--- BEGIN SUPPLIED RECORDS ---

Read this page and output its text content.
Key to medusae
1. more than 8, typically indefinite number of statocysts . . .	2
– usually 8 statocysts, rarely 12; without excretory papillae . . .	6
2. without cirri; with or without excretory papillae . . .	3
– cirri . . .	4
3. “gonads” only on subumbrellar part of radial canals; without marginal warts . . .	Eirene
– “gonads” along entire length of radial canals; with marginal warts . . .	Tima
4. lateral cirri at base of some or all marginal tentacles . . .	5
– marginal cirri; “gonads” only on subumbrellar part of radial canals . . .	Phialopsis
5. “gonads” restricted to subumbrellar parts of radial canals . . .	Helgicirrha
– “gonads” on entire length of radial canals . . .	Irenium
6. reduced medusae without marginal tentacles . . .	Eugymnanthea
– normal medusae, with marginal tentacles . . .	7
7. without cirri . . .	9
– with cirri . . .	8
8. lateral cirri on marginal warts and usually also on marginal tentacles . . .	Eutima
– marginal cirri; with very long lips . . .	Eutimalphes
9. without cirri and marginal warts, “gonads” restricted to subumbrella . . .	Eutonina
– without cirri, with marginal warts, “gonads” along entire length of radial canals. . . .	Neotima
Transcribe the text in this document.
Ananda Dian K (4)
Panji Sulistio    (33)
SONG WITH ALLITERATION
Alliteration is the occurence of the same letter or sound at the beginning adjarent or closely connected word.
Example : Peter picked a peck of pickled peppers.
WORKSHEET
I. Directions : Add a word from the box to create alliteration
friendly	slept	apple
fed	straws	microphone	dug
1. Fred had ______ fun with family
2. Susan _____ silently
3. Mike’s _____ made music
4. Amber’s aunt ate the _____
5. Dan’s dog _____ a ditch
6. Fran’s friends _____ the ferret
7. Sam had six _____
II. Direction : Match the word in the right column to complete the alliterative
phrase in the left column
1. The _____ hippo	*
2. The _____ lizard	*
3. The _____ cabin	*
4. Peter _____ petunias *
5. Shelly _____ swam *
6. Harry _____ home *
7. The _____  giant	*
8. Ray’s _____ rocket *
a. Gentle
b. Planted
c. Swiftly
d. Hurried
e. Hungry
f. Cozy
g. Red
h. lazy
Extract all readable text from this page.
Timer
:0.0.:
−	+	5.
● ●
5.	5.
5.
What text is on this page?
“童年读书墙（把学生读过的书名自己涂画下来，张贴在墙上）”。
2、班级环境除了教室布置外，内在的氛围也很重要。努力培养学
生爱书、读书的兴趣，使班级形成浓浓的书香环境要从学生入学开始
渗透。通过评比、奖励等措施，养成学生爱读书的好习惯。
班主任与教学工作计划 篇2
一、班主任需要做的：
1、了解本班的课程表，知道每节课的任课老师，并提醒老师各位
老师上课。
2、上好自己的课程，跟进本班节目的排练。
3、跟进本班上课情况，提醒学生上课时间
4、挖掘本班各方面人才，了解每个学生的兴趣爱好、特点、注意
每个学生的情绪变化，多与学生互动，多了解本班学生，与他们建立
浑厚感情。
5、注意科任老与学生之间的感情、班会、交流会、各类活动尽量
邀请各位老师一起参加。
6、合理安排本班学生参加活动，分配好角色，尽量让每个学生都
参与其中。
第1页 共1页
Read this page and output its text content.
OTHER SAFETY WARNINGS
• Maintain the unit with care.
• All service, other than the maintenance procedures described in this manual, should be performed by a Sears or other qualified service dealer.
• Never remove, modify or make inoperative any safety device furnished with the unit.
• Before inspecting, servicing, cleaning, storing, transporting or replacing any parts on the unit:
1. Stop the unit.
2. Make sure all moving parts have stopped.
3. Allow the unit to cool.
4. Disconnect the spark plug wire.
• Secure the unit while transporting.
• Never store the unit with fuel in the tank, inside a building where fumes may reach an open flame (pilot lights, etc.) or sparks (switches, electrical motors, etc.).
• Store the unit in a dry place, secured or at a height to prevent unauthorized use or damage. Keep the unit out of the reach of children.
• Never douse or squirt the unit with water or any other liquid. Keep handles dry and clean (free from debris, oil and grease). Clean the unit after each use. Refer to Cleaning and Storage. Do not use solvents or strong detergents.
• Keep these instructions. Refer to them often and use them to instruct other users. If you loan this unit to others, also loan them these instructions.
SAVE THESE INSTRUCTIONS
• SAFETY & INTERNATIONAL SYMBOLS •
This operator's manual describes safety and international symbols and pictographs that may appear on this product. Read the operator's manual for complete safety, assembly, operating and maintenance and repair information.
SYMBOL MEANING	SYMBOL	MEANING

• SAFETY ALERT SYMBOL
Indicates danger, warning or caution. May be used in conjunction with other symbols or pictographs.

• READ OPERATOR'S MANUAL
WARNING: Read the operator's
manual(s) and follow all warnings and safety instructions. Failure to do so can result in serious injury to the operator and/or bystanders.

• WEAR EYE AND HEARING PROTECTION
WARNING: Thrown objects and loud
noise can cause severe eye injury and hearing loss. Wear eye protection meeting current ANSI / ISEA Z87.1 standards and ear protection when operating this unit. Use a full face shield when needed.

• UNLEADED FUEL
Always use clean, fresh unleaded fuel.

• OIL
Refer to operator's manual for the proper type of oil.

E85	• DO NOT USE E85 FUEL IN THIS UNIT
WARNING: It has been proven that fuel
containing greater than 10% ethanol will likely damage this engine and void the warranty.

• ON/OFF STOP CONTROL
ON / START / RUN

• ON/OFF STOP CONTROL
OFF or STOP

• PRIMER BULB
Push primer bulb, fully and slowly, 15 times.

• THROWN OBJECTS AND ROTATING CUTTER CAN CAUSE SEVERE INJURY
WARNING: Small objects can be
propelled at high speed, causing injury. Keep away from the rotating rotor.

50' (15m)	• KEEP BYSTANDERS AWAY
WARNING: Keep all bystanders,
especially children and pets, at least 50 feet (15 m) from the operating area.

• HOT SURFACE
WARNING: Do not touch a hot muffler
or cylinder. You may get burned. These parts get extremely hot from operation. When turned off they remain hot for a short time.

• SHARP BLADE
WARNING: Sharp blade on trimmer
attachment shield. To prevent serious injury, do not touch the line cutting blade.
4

--- END SUPPLIED RECORDS ---

*EXERCISE:*
Please reproduce every line of the material word for word.

*TASK RESULT:*
Read this page and output its text content.
Key to medusae
1. more than 8, typically indefinite number of statocysts . . .	2
– usually 8 statocysts, rarely 12; without excretory papillae . . .	6
2. without cirri; with or without excretory papillae . . .	3
– cirri . . .	4
3. “gonads” only on subumbrellar part of radial canals; without marginal warts . . .	Eirene
– “gonads” along entire length of radial canals; with marginal warts . . .	Tima
4. lateral cirri at base of some or all marginal tentacles . . .	5
– marginal cirri; “gonads” only on subumbrellar part of radial canals . . .	Phialopsis
5. “gonads” restricted to subumbrellar parts of radial canals . . .	Helgicirrha
– “gonads” on entire length of radial canals . . .	Irenium
6. reduced medusae without marginal tentacles . . .	Eugymnanthea
– normal medusae, with marginal tentacles . . .	7
7. without cirri . . .	9
– with cirri . . .	8
8. lateral cirri on marginal warts and usually also on marginal tentacles . . .	Eutima
– marginal cirri; with very long lips . . .	Eutimalphes
9. without cirri and marginal warts, “gonads” restricted to subumbrella . . .	Eutonina
– without cirri, with marginal warts, “gonads” along entire length of radial canals. . . .	Neotima
Transcribe the text in this document.
Ananda Dian K (4)
Panji Sulistio    (33)
SONG WITH ALLITERATION
Alliteration is the occurence of the same letter or sound at the beginning adjarent or closely connected word.
Example : Peter picked a peck of pickled peppers.
WORKSHEET
I. Directions : Add a word from the box to create alliteration
friendly	slept	apple
fed	straws	microphone	dug
1. Fred had ______ fun with family
2. Susan _____ silently
3. Mike’s _____ made music
4. Amber’s aunt ate the _____
5. Dan’s dog _____ a ditch
6. Fran’s friends _____ the ferret
7. Sam had six _____
II. Direction : Match the word in the right column to complete the alliterative
phrase in the left column
1. The _____ hippo	*
2. The _____ lizard	*
3. The _____ cabin	*
4. Peter _____ petunias *
5. Shelly _____ swam *
6. Harry _____ home *
7. The _____  giant	*
8. Ray’s _____ rocket *
a. Gentle
b. Planted
c. Swiftly
d. Hurried
e. Hungry
f. Cozy
g. Red
h. lazy
Extract all readable text from this page.
Timer
:0.0.:
−	+	5.
● ●
5.	5.
5.
What text is on this page?
“童年读书墙（把学生读过的书名自己涂画下来，张贴在墙上）”。
2、班级环境除了教室布置外，内在的氛围也很重要。努力培养学
生爱书、读书的兴趣，使班级形成浓浓的书香环境要从学生入学开始
渗透。通过评比、奖励等措施，养成学生爱读书的好习惯。
班主任与教学工作计划 篇2
一、班主任需要做的：
1、了解本班的课程表，知道每节课的任课老师，并提醒老师各位
老师上课。
2、上好自己的课程，跟进本班节目的排练。
3、跟进本班上课情况，提醒学生上课时间
4、挖掘本班各方面人才，了解每个学生的兴趣爱好、特点、注意
每个学生的情绪变化，多与学生互动，多了解本班学生，与他们建立
浑厚感情。
5、注意科任老与学生之间的感情、班会、交流会、各类活动尽量
邀请各位老师一起参加。
6、合理安排本班学生参加活动，分配好角色，尽量让每个学生都
参与其中。
第1页 共1页
Read this page and output its text content.
OTHER SAFETY WARNINGS
• Maintain the unit with care.
• All service, other than the maintenance procedures described in this manual, should be performed by a Sears or other qualified service dealer.
• Never remove, modify or make inoperative any safety device furnished with the unit.
• Before inspecting, servicing, cleaning, storing, transporting or replacing any parts on the unit:
1. Stop the unit.
2. Make sure all moving parts have stopped.
3. Allow the unit to cool.
4. Disconnect the spark plug wire.
• Secure the unit while transporting.
• Never store the unit with fuel in the tank, inside a building where fumes may reach an open flame (pilot lights, etc.) or sparks (switches, electrical motors, etc.).
• Store the unit in a dry place, secured or at a height to prevent unauthorized use or damage. Keep the unit out of the reach of children.
• Never douse or squirt the unit with water or any other liquid. Keep handles dry and clean (free from debris, oil and grease). Clean the unit after each use. Refer to Cleaning and Storage. Do not use solvents or strong detergents.
• Keep these instructions. Refer to them often and use them to instruct other users. If you loan this unit to others, also loan them these instructions.
SAVE THESE INSTRUCTIONS
• SAFETY & INTERNATIONAL SYMBOLS •
This operator's manual describes safety and international symbols and pictographs that may appear on this product. Read the operator's manual for complete safety, assembly, operating and maintenance and repair information.
SYMBOL MEANING	SYMBOL	MEANING

• SAFETY ALERT SYMBOL
Indicates danger, warning or caution. May be used in conjunction with other symbols or pictographs.

• READ OPERATOR'S MANUAL
WARNING: Read the operator's
manual(s) and follow all warnings and safety instructions. Failure to do so can result in serious injury to the operator and/or bystanders.

• WEAR EYE AND HEARING PROTECTION
WARNING: Thrown objects and loud
noise can cause severe eye injury and hearing loss. Wear eye protection meeting current ANSI / ISEA Z87.1 standards and ear protection when operating this unit. Use a full face shield when needed.

• UNLEADED FUEL
Always use clean, fresh unleaded fuel.

• OIL
Refer to operator's manual for the proper type of oil.

E85	• DO NOT USE E85 FUEL IN THIS UNIT
WARNING: It has been proven that fuel
containing greater than 10% ethanol will likely damage this engine and void the warranty.

• ON/OFF STOP CONTROL
ON / START / RUN

• ON/OFF STOP CONTROL
OFF or STOP

• PRIMER BULB
Push primer bulb, fully and slowly, 15 times.

• THROWN OBJECTS AND ROTATING CUTTER CAN CAUSE SEVERE INJURY
WARNING: Small objects can be
propelled at high speed, causing injury. Keep away from the rotating rotor.

50' (15m)	• KEEP BYSTANDERS AWAY
WARNING: Keep all bystanders,
especially children and pets, at least 50 feet (15 m) from the operating area.

• HOT SURFACE
WARNING: Do not touch a hot muffler
or cylinder. You may get burned. These parts get extremely hot from operation. When turned off they remain hot for a short time.

• SHARP BLADE
WARNING: Sharp blade on trimmer
attachment shield. To prevent serious injury, do not touch the line cutting blade.
4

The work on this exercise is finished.